__What you should do__
Pictures don't belong in the copy; print all the records exactly.

[Begin Exercise data]

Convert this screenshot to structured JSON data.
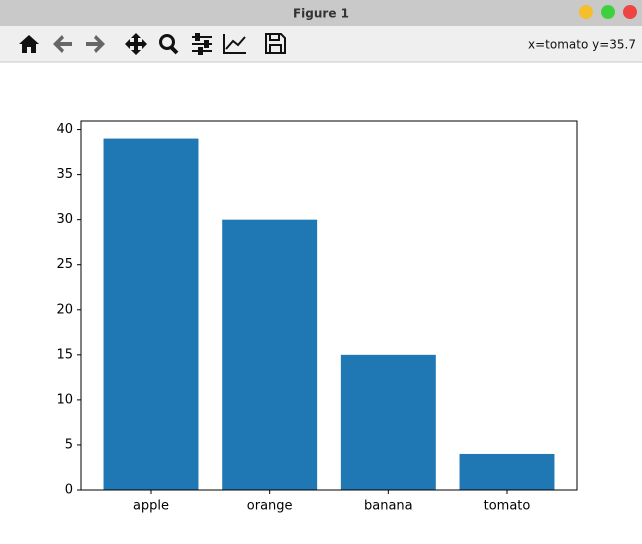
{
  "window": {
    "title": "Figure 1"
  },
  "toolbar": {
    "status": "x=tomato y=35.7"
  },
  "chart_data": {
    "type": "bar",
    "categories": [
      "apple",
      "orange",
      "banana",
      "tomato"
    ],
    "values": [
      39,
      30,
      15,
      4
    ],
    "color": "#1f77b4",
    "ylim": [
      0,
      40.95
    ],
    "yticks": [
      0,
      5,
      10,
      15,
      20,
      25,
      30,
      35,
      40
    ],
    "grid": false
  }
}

[End Exercise data]

__Task result__
Convert this screenshot to structured JSON data.
{
  "window": {
    "title": "Figure 1"
  },
  "toolbar": {
    "status": "x=tomato y=35.7"
  },
  "chart_data": {
    "type": "bar",
    "categories": [
      "apple",
      "orange",
      "banana",
      "tomato"
    ],
    "values": [
      39,
      30,
      15,
      4
    ],
    "color": "#1f77b4",
    "ylim": [
      0,
      40.95
    ],
    "yticks": [
      0,
      5,
      10,
      15,
      20,
      25,
      30,
      35,
      40
    ],
    "grid": false
  }
}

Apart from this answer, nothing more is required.